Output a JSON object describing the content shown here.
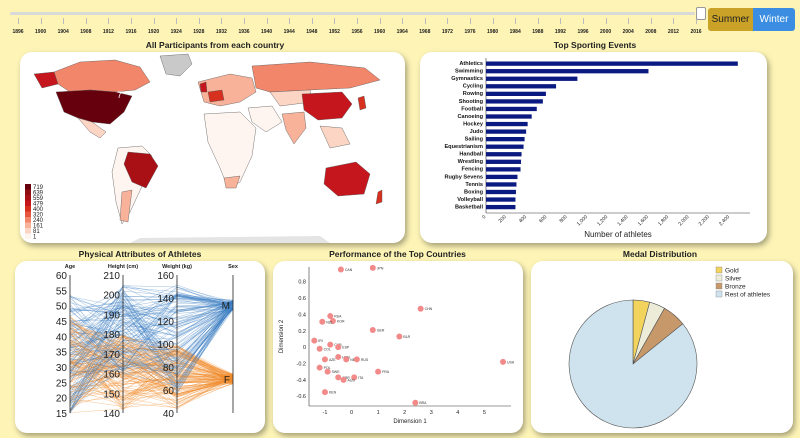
{
  "timeline": {
    "years": [
      "1896",
      "1900",
      "1904",
      "1908",
      "1912",
      "1916",
      "1920",
      "1924",
      "1928",
      "1932",
      "1936",
      "1940",
      "1944",
      "1948",
      "1952",
      "1956",
      "1960",
      "1964",
      "1968",
      "1972",
      "1976",
      "1980",
      "1984",
      "1988",
      "1992",
      "1996",
      "2000",
      "2004",
      "2008",
      "2012",
      "2016"
    ],
    "selected": "2016"
  },
  "season_buttons": {
    "summer": "Summer",
    "winter": "Winter"
  },
  "titles": {
    "map": "All Participants from each country",
    "events": "Top Sporting Events",
    "physical": "Physical Attributes of Athletes",
    "performance": "Performance of the Top Countries",
    "medals": "Medal Distribution"
  },
  "map": {
    "legend": [
      "719",
      "639",
      "559",
      "479",
      "400",
      "320",
      "240",
      "161",
      "81",
      "1"
    ],
    "legend_colors": [
      "#67000d",
      "#8e0d12",
      "#a91016",
      "#c4161c",
      "#d7301f",
      "#e65540",
      "#f2866a",
      "#f9b29a",
      "#fdd5c4",
      "#fff5f0"
    ],
    "label": "7"
  },
  "chart_data": [
    {
      "type": "bar",
      "orientation": "horizontal",
      "title": "Top Sporting Events",
      "categories": [
        "Athletics",
        "Swimming",
        "Gymnastics",
        "Cycling",
        "Rowing",
        "Shooting",
        "Football",
        "Canoeing",
        "Hockey",
        "Judo",
        "Sailing",
        "Equestrianism",
        "Handball",
        "Wrestling",
        "Fencing",
        "Rugby Sevens",
        "Tennis",
        "Boxing",
        "Volleyball",
        "Basketball"
      ],
      "values": [
        2480,
        1600,
        900,
        690,
        590,
        560,
        500,
        450,
        410,
        395,
        380,
        370,
        350,
        345,
        340,
        310,
        300,
        295,
        290,
        290
      ],
      "xlabel": "Number of athletes",
      "xticks": [
        "0",
        "200",
        "400",
        "600",
        "800",
        "1,000",
        "1,200",
        "1,400",
        "1,600",
        "1,800",
        "2,000",
        "2,200",
        "2,400"
      ],
      "xlim": [
        0,
        2600
      ],
      "color": "#0b1a80"
    },
    {
      "type": "parallel",
      "title": "Physical Attributes of Athletes",
      "axes": [
        {
          "name": "Age",
          "ticks": [
            "60",
            "55",
            "50",
            "45",
            "40",
            "35",
            "30",
            "25",
            "20",
            "15"
          ]
        },
        {
          "name": "Height (cm)",
          "ticks": [
            "210",
            "200",
            "190",
            "180",
            "170",
            "160",
            "150",
            "140"
          ]
        },
        {
          "name": "Weight (kg)",
          "ticks": [
            "160",
            "140",
            "120",
            "100",
            "80",
            "60",
            "40"
          ]
        },
        {
          "name": "Sex",
          "ticks": [
            "M",
            "F"
          ]
        }
      ],
      "colors": {
        "M": "#3a7cc2",
        "F": "#f08a2a"
      }
    },
    {
      "type": "scatter",
      "title": "Performance of the Top Countries",
      "xlabel": "Dimension 1",
      "ylabel": "Dimension 2",
      "xticks": [
        "-1",
        "0",
        "1",
        "2",
        "3",
        "4",
        "5"
      ],
      "yticks": [
        "0.8",
        "0.6",
        "0.4",
        "0.2",
        "0",
        "-0.2",
        "-0.4",
        "-0.6"
      ],
      "xlim": [
        -1.6,
        6.0
      ],
      "ylim": [
        -0.72,
        0.98
      ],
      "points": [
        {
          "label": "CAN",
          "x": -0.4,
          "y": 0.95
        },
        {
          "label": "JPN",
          "x": 0.8,
          "y": 0.97
        },
        {
          "label": "CHN",
          "x": 2.6,
          "y": 0.47
        },
        {
          "label": "RSA",
          "x": -0.8,
          "y": 0.38
        },
        {
          "label": "KOR",
          "x": -0.7,
          "y": 0.32
        },
        {
          "label": "NZL",
          "x": -1.1,
          "y": 0.31
        },
        {
          "label": "GER",
          "x": 0.8,
          "y": 0.21
        },
        {
          "label": "BLR",
          "x": 1.8,
          "y": 0.13
        },
        {
          "label": "IRI",
          "x": -1.4,
          "y": 0.08
        },
        {
          "label": "CUB",
          "x": -0.8,
          "y": 0.03
        },
        {
          "label": "ESP",
          "x": -0.5,
          "y": 0.0
        },
        {
          "label": "COL",
          "x": -1.2,
          "y": -0.02
        },
        {
          "label": "USA",
          "x": 5.7,
          "y": -0.18
        },
        {
          "label": "HUN",
          "x": -0.5,
          "y": -0.12
        },
        {
          "label": "NED",
          "x": -0.2,
          "y": -0.15
        },
        {
          "label": "RUS",
          "x": 0.2,
          "y": -0.15
        },
        {
          "label": "AZE",
          "x": -1.0,
          "y": -0.15
        },
        {
          "label": "POL",
          "x": -1.2,
          "y": -0.25
        },
        {
          "label": "FRA",
          "x": 1.0,
          "y": -0.3
        },
        {
          "label": "SWE",
          "x": -0.9,
          "y": -0.3
        },
        {
          "label": "GBR",
          "x": -0.5,
          "y": -0.37
        },
        {
          "label": "ITA",
          "x": 0.1,
          "y": -0.37
        },
        {
          "label": "AUS",
          "x": -0.3,
          "y": -0.4
        },
        {
          "label": "KEN",
          "x": -1.0,
          "y": -0.55
        },
        {
          "label": "BRA",
          "x": 2.4,
          "y": -0.68
        }
      ],
      "color": "#f28a8a"
    },
    {
      "type": "pie",
      "title": "Medal Distribution",
      "categories": [
        "Gold",
        "Silver",
        "Bronze",
        "Rest of athletes"
      ],
      "values": [
        4.2,
        4.0,
        6.0,
        85.8
      ],
      "colors": [
        "#f2d45c",
        "#ececd8",
        "#c7996a",
        "#cfe3ee"
      ]
    }
  ]
}
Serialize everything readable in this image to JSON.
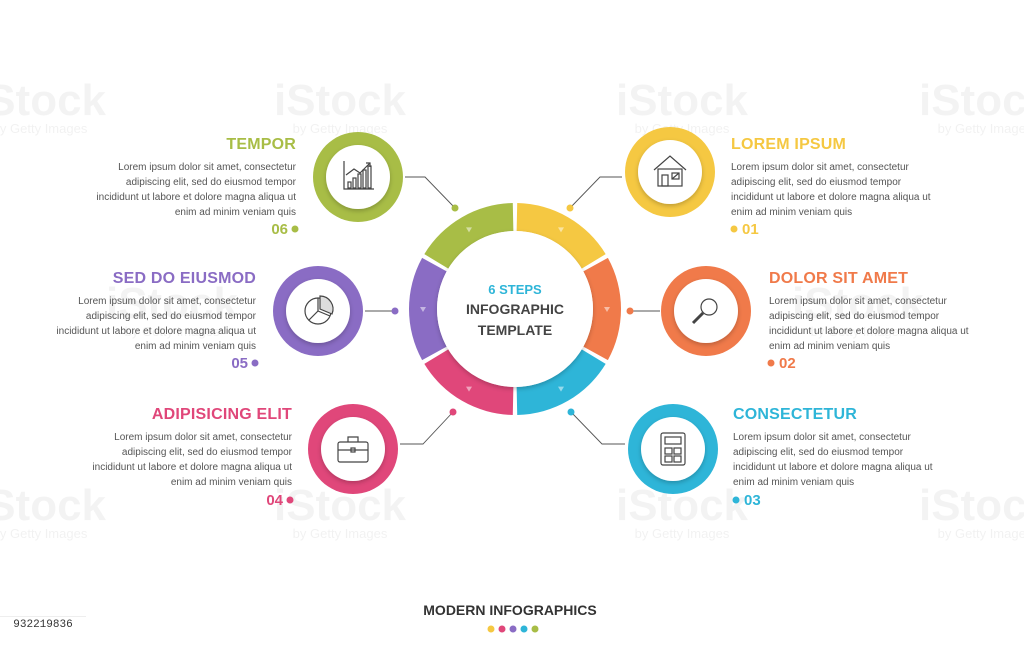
{
  "center": {
    "line1": "6 STEPS",
    "line2": "INFOGRAPHIC",
    "line3": "TEMPLATE"
  },
  "steps": [
    {
      "number": "01",
      "title": "LOREM IPSUM",
      "lines": [
        "Lorem ipsum dolor sit amet, consectetur",
        "adipiscing elit, sed do eiusmod tempor",
        "incididunt ut labore et dolore magna aliqua ut",
        "enim ad minim veniam quis"
      ],
      "color": "#f5c842",
      "icon": "house-icon"
    },
    {
      "number": "02",
      "title": "DOLOR SIT AMET",
      "lines": [
        "Lorem ipsum dolor sit amet, consectetur",
        "adipiscing elit, sed do eiusmod tempor",
        "incididunt ut labore et dolore magna aliqua ut",
        "enim ad minim veniam quis"
      ],
      "color": "#f07a4a",
      "icon": "magnifier-icon"
    },
    {
      "number": "03",
      "title": "CONSECTETUR",
      "lines": [
        "Lorem ipsum dolor sit amet, consectetur",
        "adipiscing elit, sed do eiusmod tempor",
        "incididunt ut labore et dolore magna aliqua ut",
        "enim ad minim veniam quis"
      ],
      "color": "#2eb5d8",
      "icon": "calculator-icon"
    },
    {
      "number": "04",
      "title": "ADIPISICING ELIT",
      "lines": [
        "Lorem ipsum dolor sit amet, consectetur",
        "adipiscing elit, sed do eiusmod tempor",
        "incididunt ut labore et dolore magna aliqua ut",
        "enim ad minim veniam quis"
      ],
      "color": "#e0477a",
      "icon": "briefcase-icon"
    },
    {
      "number": "05",
      "title": "SED DO EIUSMOD",
      "lines": [
        "Lorem ipsum dolor sit amet, consectetur",
        "adipiscing elit, sed do eiusmod tempor",
        "incididunt ut labore et dolore magna aliqua ut",
        "enim ad minim veniam quis"
      ],
      "color": "#8a6cc4",
      "icon": "pie-chart-icon"
    },
    {
      "number": "06",
      "title": "TEMPOR",
      "lines": [
        "Lorem ipsum dolor sit amet, consectetur",
        "adipiscing elit, sed do eiusmod tempor",
        "incididunt ut labore et dolore magna aliqua ut",
        "enim ad minim veniam quis"
      ],
      "color": "#a8bd46",
      "icon": "bar-chart-icon"
    }
  ],
  "footer": {
    "title": "MODERN INFOGRAPHICS",
    "dot_colors": [
      "#f5c842",
      "#e0477a",
      "#8a6cc4",
      "#2eb5d8",
      "#a8bd46"
    ]
  },
  "watermark": {
    "brand": "iStock",
    "credit": "by Getty Images"
  },
  "stock_id": "932219836"
}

Task description:
List the lines of the material in which the word "Sporting" occurs.

Final result:
    "events": "Top Sporting Events",
      "title": "Top Sporting Events",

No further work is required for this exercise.